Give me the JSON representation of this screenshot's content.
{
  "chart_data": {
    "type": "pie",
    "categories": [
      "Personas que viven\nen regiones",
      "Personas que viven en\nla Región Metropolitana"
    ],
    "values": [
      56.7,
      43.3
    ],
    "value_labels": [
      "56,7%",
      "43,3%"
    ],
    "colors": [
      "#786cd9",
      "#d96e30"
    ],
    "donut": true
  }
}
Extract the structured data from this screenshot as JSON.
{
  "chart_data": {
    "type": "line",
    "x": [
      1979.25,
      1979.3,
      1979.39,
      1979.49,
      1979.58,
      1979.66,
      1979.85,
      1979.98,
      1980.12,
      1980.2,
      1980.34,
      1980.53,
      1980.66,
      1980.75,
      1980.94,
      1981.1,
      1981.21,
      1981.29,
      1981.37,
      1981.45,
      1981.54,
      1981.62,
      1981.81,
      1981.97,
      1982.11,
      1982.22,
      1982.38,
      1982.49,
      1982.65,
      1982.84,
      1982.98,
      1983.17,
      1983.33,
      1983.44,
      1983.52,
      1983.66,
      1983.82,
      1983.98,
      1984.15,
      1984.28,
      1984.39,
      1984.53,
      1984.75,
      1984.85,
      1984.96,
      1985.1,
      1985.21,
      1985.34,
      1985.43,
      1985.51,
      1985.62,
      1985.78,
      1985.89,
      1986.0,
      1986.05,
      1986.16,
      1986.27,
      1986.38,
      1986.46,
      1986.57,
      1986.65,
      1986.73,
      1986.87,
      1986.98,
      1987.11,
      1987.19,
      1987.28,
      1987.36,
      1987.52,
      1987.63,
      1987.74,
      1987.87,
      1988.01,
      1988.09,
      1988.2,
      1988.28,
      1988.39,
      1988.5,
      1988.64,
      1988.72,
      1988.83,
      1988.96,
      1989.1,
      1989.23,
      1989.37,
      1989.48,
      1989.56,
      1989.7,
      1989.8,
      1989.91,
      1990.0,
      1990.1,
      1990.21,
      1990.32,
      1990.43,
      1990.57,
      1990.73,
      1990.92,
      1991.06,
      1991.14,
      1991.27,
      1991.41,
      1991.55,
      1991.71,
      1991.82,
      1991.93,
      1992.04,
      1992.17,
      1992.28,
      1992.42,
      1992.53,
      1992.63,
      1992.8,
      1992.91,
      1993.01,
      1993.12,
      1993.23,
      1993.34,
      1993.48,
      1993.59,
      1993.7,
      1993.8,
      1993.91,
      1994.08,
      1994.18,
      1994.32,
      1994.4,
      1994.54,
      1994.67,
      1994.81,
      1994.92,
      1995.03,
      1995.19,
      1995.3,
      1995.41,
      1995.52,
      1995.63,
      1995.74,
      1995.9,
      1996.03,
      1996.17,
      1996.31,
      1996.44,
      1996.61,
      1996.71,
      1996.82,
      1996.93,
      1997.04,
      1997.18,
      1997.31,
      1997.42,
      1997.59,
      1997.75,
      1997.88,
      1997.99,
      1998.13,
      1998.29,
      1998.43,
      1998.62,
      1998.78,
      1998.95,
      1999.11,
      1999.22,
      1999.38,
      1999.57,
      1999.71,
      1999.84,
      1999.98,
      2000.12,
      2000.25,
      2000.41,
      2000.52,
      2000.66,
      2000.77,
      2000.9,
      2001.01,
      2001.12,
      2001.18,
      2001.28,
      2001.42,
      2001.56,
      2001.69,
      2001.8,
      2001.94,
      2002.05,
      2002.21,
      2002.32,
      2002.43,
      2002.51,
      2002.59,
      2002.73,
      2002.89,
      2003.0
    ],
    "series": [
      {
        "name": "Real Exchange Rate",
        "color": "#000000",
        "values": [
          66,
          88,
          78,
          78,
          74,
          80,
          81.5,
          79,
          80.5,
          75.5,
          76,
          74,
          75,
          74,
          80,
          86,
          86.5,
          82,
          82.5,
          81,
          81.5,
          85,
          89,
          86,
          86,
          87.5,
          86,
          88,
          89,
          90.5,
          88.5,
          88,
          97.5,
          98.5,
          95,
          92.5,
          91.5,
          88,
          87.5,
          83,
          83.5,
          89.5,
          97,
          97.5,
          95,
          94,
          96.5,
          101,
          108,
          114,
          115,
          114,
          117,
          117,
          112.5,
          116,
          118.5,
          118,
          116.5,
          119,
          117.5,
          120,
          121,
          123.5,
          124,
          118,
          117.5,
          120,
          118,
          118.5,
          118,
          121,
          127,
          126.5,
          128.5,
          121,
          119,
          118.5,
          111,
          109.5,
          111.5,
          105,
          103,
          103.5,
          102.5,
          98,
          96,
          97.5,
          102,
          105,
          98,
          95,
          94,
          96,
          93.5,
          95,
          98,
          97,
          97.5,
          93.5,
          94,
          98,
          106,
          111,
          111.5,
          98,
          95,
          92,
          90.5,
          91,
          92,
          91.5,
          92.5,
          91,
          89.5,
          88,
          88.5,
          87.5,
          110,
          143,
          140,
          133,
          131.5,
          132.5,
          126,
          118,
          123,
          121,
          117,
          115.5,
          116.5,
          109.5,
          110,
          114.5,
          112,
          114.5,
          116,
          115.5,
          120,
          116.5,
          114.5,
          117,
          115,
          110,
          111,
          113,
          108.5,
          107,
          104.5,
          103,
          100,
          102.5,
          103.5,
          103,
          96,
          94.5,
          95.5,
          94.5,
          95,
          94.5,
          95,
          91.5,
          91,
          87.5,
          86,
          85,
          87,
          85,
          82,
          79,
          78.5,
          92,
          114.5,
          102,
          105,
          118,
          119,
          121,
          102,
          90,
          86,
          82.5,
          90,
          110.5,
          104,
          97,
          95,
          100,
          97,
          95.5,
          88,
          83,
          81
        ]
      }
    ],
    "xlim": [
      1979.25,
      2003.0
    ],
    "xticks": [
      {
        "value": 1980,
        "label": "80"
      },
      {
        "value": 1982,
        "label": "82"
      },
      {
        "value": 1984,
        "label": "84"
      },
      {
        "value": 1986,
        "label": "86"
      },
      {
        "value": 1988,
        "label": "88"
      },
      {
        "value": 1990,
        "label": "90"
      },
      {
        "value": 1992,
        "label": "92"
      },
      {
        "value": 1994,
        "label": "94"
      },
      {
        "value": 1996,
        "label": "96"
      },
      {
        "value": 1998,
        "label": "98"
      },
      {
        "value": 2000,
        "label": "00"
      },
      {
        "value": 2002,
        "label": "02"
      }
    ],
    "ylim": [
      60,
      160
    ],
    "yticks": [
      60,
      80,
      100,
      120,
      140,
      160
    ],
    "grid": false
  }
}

# # # # # # #

- [Problem requirements] Return the whole listing exactly.

- [Completed exercise]
Give me the JSON representation of this screenshot's content.
{
  "chart_data": {
    "type": "pie",
    "categories": [
      "Personas que viven\nen regiones",
      "Personas que viven en\nla Región Metropolitana"
    ],
    "values": [
      56.7,
      43.3
    ],
    "value_labels": [
      "56,7%",
      "43,3%"
    ],
    "colors": [
      "#786cd9",
      "#d96e30"
    ],
    "donut": true
  }
}
Extract the structured data from this screenshot as JSON.
{
  "chart_data": {
    "type": "line",
    "x": [
      1979.25,
      1979.3,
      1979.39,
      1979.49,
      1979.58,
      1979.66,
      1979.85,
      1979.98,
      1980.12,
      1980.2,
      1980.34,
      1980.53,
      1980.66,
      1980.75,
      1980.94,
      1981.1,
      1981.21,
      1981.29,
      1981.37,
      1981.45,
      1981.54,
      1981.62,
      1981.81,
      1981.97,
      1982.11,
      1982.22,
      1982.38,
      1982.49,
      1982.65,
      1982.84,
      1982.98,
      1983.17,
      1983.33,
      1983.44,
      1983.52,
      1983.66,
      1983.82,
      1983.98,
      1984.15,
      1984.28,
      1984.39,
      1984.53,
      1984.75,
      1984.85,
      1984.96,
      1985.1,
      1985.21,
      1985.34,
      1985.43,
      1985.51,
      1985.62,
      1985.78,
      1985.89,
      1986.0,
      1986.05,
      1986.16,
      1986.27,
      1986.38,
      1986.46,
      1986.57,
      1986.65,
      1986.73,
      1986.87,
      1986.98,
      1987.11,
      1987.19,
      1987.28,
      1987.36,
      1987.52,
      1987.63,
      1987.74,
      1987.87,
      1988.01,
      1988.09,
      1988.2,
      1988.28,
      1988.39,
      1988.5,
      1988.64,
      1988.72,
      1988.83,
      1988.96,
      1989.1,
      1989.23,
      1989.37,
      1989.48,
      1989.56,
      1989.7,
      1989.8,
      1989.91,
      1990.0,
      1990.1,
      1990.21,
      1990.32,
      1990.43,
      1990.57,
      1990.73,
      1990.92,
      1991.06,
      1991.14,
      1991.27,
      1991.41,
      1991.55,
      1991.71,
      1991.82,
      1991.93,
      1992.04,
      1992.17,
      1992.28,
      1992.42,
      1992.53,
      1992.63,
      1992.8,
      1992.91,
      1993.01,
      1993.12,
      1993.23,
      1993.34,
      1993.48,
      1993.59,
      1993.7,
      1993.8,
      1993.91,
      1994.08,
      1994.18,
      1994.32,
      1994.4,
      1994.54,
      1994.67,
      1994.81,
      1994.92,
      1995.03,
      1995.19,
      1995.3,
      1995.41,
      1995.52,
      1995.63,
      1995.74,
      1995.9,
      1996.03,
      1996.17,
      1996.31,
      1996.44,
      1996.61,
      1996.71,
      1996.82,
      1996.93,
      1997.04,
      1997.18,
      1997.31,
      1997.42,
      1997.59,
      1997.75,
      1997.88,
      1997.99,
      1998.13,
      1998.29,
      1998.43,
      1998.62,
      1998.78,
      1998.95,
      1999.11,
      1999.22,
      1999.38,
      1999.57,
      1999.71,
      1999.84,
      1999.98,
      2000.12,
      2000.25,
      2000.41,
      2000.52,
      2000.66,
      2000.77,
      2000.9,
      2001.01,
      2001.12,
      2001.18,
      2001.28,
      2001.42,
      2001.56,
      2001.69,
      2001.8,
      2001.94,
      2002.05,
      2002.21,
      2002.32,
      2002.43,
      2002.51,
      2002.59,
      2002.73,
      2002.89,
      2003.0
    ],
    "series": [
      {
        "name": "Real Exchange Rate",
        "color": "#000000",
        "values": [
          66,
          88,
          78,
          78,
          74,
          80,
          81.5,
          79,
          80.5,
          75.5,
          76,
          74,
          75,
          74,
          80,
          86,
          86.5,
          82,
          82.5,
          81,
          81.5,
          85,
          89,
          86,
          86,
          87.5,
          86,
          88,
          89,
          90.5,
          88.5,
          88,
          97.5,
          98.5,
          95,
          92.5,
          91.5,
          88,
          87.5,
          83,
          83.5,
          89.5,
          97,
          97.5,
          95,
          94,
          96.5,
          101,
          108,
          114,
          115,
          114,
          117,
          117,
          112.5,
          116,
          118.5,
          118,
          116.5,
          119,
          117.5,
          120,
          121,
          123.5,
          124,
          118,
          117.5,
          120,
          118,
          118.5,
          118,
          121,
          127,
          126.5,
          128.5,
          121,
          119,
          118.5,
          111,
          109.5,
          111.5,
          105,
          103,
          103.5,
          102.5,
          98,
          96,
          97.5,
          102,
          105,
          98,
          95,
          94,
          96,
          93.5,
          95,
          98,
          97,
          97.5,
          93.5,
          94,
          98,
          106,
          111,
          111.5,
          98,
          95,
          92,
          90.5,
          91,
          92,
          91.5,
          92.5,
          91,
          89.5,
          88,
          88.5,
          87.5,
          110,
          143,
          140,
          133,
          131.5,
          132.5,
          126,
          118,
          123,
          121,
          117,
          115.5,
          116.5,
          109.5,
          110,
          114.5,
          112,
          114.5,
          116,
          115.5,
          120,
          116.5,
          114.5,
          117,
          115,
          110,
          111,
          113,
          108.5,
          107,
          104.5,
          103,
          100,
          102.5,
          103.5,
          103,
          96,
          94.5,
          95.5,
          94.5,
          95,
          94.5,
          95,
          91.5,
          91,
          87.5,
          86,
          85,
          87,
          85,
          82,
          79,
          78.5,
          92,
          114.5,
          102,
          105,
          118,
          119,
          121,
          102,
          90,
          86,
          82.5,
          90,
          110.5,
          104,
          97,
          95,
          100,
          97,
          95.5,
          88,
          83,
          81
        ]
      }
    ],
    "xlim": [
      1979.25,
      2003.0
    ],
    "xticks": [
      {
        "value": 1980,
        "label": "80"
      },
      {
        "value": 1982,
        "label": "82"
      },
      {
        "value": 1984,
        "label": "84"
      },
      {
        "value": 1986,
        "label": "86"
      },
      {
        "value": 1988,
        "label": "88"
      },
      {
        "value": 1990,
        "label": "90"
      },
      {
        "value": 1992,
        "label": "92"
      },
      {
        "value": 1994,
        "label": "94"
      },
      {
        "value": 1996,
        "label": "96"
      },
      {
        "value": 1998,
        "label": "98"
      },
      {
        "value": 2000,
        "label": "00"
      },
      {
        "value": 2002,
        "label": "02"
      }
    ],
    "ylim": [
      60,
      160
    ],
    "yticks": [
      60,
      80,
      100,
      120,
      140,
      160
    ],
    "grid": false
  }
}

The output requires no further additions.